### MATERIAL TO PROCESS

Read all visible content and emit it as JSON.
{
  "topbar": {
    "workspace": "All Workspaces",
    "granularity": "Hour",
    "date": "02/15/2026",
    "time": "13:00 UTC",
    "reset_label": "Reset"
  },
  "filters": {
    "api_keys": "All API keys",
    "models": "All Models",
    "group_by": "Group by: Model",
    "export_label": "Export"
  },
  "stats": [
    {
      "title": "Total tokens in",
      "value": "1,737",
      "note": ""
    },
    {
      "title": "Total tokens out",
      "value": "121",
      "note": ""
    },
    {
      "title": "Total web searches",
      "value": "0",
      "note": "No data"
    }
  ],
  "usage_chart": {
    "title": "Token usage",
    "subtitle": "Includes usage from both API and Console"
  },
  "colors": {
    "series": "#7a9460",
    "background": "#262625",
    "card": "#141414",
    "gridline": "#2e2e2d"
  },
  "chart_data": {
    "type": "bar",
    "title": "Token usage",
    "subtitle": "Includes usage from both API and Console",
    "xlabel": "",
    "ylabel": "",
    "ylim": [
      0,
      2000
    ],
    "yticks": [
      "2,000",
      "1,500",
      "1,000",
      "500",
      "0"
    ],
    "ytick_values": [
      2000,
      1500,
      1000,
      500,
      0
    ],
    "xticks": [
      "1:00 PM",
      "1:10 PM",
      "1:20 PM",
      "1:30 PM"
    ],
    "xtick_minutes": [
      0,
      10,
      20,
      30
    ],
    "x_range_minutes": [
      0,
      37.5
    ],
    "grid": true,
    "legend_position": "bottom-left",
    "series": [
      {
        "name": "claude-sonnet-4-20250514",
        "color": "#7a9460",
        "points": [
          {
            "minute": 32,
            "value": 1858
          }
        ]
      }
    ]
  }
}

######

§ WHAT IS NEEDED
Working from the listing above, pick out every line that has "tokens" and copy it.

§ WRITTEN SOLUTION
      "title": "Total tokens in",
      "title": "Total tokens out",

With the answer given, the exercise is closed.